_STATED EXERCISE:_
Copy each line of the entries that contains the word "from".

_INPUT:_
+ + + + + + +
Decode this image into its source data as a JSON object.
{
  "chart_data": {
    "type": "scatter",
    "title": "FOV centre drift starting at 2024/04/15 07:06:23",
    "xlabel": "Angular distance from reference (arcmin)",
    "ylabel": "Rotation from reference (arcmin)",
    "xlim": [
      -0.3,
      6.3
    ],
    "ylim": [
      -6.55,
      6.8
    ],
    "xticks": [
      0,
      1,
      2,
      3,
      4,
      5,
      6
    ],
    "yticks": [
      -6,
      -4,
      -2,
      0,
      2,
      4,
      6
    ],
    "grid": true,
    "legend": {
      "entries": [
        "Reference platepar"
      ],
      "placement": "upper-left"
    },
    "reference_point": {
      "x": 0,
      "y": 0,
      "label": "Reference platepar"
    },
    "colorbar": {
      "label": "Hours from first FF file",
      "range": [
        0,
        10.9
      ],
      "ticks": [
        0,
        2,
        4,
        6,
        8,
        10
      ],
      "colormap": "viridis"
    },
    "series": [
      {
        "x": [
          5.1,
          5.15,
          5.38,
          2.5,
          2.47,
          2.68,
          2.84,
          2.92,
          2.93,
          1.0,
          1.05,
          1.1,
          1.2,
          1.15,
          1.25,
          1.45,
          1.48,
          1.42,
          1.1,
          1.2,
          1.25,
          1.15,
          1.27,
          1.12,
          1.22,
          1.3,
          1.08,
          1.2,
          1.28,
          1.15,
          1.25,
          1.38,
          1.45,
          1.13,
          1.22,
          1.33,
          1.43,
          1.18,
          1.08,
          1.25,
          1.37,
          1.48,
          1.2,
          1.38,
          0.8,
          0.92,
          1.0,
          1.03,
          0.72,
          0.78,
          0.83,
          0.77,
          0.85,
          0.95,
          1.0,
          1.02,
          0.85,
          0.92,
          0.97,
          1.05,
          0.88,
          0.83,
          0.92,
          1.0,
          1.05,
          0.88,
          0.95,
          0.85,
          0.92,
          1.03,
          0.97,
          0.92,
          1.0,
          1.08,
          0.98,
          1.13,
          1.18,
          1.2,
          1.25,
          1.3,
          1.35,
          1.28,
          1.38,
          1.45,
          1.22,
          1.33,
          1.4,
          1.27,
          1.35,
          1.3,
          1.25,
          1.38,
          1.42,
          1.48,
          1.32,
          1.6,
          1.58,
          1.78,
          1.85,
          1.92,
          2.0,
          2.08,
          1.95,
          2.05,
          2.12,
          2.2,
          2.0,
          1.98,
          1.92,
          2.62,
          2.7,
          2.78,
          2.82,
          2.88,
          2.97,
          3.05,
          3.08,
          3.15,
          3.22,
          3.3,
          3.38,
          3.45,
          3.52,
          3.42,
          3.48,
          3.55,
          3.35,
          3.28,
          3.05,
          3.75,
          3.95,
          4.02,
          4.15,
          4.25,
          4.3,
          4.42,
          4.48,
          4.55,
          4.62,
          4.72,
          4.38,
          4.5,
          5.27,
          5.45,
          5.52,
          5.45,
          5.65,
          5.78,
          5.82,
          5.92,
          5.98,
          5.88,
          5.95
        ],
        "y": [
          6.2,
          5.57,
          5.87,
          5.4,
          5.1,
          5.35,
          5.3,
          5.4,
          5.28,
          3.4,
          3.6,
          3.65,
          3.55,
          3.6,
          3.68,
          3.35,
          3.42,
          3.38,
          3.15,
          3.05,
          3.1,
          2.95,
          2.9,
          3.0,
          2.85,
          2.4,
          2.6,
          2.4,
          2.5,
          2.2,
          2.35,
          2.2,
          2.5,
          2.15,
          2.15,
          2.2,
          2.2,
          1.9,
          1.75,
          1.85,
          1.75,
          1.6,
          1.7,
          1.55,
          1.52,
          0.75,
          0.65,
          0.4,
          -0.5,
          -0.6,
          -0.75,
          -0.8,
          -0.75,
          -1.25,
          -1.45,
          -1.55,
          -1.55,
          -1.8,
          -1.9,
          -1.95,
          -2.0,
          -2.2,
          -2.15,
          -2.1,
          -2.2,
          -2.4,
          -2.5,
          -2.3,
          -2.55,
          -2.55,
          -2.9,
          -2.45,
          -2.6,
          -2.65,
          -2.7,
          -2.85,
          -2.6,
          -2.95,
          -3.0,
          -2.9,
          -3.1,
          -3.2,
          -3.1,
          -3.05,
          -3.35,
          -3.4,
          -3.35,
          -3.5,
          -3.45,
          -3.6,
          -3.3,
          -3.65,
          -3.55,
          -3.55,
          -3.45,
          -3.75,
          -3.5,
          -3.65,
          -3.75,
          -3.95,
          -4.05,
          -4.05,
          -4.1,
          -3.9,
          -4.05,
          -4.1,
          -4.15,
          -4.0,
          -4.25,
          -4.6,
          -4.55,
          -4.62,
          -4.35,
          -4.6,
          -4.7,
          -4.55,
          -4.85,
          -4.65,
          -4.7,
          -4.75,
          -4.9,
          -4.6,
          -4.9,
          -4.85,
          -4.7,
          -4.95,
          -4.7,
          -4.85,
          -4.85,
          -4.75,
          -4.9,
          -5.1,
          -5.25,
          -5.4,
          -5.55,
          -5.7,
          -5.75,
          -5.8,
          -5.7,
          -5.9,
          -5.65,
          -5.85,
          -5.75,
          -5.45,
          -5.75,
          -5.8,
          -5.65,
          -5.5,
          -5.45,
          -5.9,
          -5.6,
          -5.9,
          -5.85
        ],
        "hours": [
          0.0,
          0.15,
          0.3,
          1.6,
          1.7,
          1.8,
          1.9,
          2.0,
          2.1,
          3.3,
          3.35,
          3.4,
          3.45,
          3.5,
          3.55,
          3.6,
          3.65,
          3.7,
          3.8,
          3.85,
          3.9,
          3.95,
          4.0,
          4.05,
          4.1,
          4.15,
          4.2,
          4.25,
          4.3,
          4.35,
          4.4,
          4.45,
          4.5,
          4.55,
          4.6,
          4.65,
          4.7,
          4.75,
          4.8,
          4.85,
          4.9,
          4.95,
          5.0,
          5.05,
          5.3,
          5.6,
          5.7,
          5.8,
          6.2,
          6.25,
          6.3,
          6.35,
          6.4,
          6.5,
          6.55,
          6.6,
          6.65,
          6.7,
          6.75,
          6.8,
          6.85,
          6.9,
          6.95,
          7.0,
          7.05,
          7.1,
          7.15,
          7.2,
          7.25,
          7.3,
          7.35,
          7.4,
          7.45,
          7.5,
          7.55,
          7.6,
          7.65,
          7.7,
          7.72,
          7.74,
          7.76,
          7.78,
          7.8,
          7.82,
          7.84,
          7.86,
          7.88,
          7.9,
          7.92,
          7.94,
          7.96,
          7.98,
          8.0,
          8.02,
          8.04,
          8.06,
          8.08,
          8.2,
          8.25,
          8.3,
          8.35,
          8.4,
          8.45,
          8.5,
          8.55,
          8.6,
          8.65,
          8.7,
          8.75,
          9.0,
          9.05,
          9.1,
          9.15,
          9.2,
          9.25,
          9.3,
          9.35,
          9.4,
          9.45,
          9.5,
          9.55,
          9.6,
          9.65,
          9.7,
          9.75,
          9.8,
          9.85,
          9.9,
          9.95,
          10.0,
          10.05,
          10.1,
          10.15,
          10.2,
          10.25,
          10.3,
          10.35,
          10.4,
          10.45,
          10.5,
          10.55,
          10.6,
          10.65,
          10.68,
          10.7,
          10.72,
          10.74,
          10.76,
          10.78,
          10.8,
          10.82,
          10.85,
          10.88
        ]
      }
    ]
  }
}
+ + + + + + +
_TASK ANSWER:_
    "xlabel": "Angular distance from reference (arcmin)",
    "ylabel": "Rotation from reference (arcmin)",
      "label": "Hours from first FF file",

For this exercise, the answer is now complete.